* [Data listing]:
※
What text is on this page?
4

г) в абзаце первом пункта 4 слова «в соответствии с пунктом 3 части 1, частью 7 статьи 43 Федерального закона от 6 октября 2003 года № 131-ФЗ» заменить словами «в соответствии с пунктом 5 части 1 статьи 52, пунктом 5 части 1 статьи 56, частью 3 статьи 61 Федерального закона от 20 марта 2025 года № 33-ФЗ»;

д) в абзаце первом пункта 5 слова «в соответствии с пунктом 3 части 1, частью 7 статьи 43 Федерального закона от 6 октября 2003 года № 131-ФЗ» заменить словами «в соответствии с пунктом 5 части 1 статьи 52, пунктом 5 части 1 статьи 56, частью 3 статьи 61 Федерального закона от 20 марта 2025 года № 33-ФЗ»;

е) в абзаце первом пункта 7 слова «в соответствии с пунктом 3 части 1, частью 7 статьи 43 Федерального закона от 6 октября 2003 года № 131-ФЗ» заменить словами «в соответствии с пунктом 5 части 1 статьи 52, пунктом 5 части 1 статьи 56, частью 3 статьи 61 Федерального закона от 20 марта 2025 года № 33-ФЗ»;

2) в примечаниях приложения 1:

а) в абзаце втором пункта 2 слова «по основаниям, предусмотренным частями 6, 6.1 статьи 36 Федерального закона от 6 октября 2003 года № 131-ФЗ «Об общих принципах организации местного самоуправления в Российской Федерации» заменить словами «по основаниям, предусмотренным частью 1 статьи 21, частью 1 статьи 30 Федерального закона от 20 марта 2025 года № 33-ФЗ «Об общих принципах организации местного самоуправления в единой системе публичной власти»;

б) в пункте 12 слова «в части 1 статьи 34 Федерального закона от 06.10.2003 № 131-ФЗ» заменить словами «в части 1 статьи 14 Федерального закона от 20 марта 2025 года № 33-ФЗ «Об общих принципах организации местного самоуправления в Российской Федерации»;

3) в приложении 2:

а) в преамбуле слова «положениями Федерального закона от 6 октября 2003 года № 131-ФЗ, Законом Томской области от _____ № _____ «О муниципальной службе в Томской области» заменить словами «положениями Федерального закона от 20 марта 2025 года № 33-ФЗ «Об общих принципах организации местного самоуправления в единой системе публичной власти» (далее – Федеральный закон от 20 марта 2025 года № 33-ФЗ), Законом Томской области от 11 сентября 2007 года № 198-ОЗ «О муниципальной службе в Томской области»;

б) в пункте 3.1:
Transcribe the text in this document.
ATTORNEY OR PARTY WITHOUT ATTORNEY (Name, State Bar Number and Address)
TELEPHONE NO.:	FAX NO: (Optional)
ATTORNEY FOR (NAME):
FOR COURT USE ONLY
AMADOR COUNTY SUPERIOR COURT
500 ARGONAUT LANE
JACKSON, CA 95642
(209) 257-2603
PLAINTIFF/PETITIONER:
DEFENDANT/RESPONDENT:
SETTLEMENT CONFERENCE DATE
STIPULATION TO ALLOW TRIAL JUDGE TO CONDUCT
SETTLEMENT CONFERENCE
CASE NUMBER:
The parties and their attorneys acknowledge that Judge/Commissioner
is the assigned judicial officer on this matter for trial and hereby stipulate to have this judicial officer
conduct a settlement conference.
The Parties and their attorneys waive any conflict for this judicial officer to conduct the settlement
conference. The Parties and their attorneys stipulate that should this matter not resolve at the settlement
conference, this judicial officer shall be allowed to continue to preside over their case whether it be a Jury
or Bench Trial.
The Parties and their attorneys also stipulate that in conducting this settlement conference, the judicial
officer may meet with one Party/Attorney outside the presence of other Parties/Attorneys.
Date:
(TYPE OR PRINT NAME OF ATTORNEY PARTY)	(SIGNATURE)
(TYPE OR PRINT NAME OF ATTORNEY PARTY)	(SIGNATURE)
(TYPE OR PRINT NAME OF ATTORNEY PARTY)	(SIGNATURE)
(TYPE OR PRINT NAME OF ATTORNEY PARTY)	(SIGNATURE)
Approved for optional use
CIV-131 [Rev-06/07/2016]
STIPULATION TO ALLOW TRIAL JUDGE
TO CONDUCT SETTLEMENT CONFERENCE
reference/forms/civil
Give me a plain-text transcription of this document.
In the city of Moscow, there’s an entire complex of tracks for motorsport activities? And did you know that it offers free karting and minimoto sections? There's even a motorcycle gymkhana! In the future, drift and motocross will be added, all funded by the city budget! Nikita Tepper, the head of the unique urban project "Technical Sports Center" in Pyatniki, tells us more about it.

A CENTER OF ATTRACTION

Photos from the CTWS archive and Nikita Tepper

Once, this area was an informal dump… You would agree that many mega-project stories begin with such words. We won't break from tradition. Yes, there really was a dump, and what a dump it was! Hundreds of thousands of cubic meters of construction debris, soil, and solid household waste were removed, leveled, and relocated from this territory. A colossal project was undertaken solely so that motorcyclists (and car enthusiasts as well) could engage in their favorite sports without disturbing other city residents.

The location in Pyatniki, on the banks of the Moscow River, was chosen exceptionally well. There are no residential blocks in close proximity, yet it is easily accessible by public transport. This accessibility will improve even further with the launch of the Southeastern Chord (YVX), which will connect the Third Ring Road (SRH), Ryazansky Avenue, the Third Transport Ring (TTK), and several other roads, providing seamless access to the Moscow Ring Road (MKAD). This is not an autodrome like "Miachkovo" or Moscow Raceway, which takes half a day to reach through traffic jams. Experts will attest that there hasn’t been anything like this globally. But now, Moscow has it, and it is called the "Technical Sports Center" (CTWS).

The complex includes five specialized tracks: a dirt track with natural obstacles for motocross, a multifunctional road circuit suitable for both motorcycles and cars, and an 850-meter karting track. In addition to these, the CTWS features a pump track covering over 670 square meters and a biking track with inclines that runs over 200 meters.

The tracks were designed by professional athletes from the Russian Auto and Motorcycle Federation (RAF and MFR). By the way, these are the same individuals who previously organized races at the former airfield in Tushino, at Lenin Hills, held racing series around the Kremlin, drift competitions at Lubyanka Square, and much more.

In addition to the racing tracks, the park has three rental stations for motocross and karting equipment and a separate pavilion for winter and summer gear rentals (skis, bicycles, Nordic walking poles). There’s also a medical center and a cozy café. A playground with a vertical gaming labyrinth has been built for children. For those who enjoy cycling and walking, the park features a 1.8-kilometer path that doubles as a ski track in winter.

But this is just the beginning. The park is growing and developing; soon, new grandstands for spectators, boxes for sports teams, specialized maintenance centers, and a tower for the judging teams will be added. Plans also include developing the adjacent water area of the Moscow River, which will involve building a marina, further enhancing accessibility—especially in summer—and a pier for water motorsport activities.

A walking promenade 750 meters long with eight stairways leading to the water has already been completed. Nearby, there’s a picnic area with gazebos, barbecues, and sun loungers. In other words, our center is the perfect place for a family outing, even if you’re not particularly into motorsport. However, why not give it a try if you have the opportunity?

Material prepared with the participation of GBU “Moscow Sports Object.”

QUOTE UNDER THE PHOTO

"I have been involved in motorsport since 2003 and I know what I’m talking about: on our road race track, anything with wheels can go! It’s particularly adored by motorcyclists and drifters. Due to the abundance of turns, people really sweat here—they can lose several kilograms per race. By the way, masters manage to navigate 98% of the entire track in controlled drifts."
※
Search the data above for the word "city", then gather each line in which it appears.

In the city of Moscow, there’s an entire complex of tracks for motorsport activities? And did you know that it offers free karting and minimoto sections? There's even a motorcycle gymkhana! In the future, drift and motocross will be added, all funded by the city budget! Nikita Tepper, the head of the unique urban project "Technical Sports Center" in Pyatniki, tells us more about it.
Once, this area was an informal dump… You would agree that many mega-project stories begin with such words. We won't break from tradition. Yes, there really was a dump, and what a dump it was! Hundreds of thousands of cubic meters of construction debris, soil, and solid household waste were removed, leveled, and relocated from this territory. A colossal project was undertaken solely so that motorcyclists (and car enthusiasts as well) could engage in their favorite sports without disturbing other city residents.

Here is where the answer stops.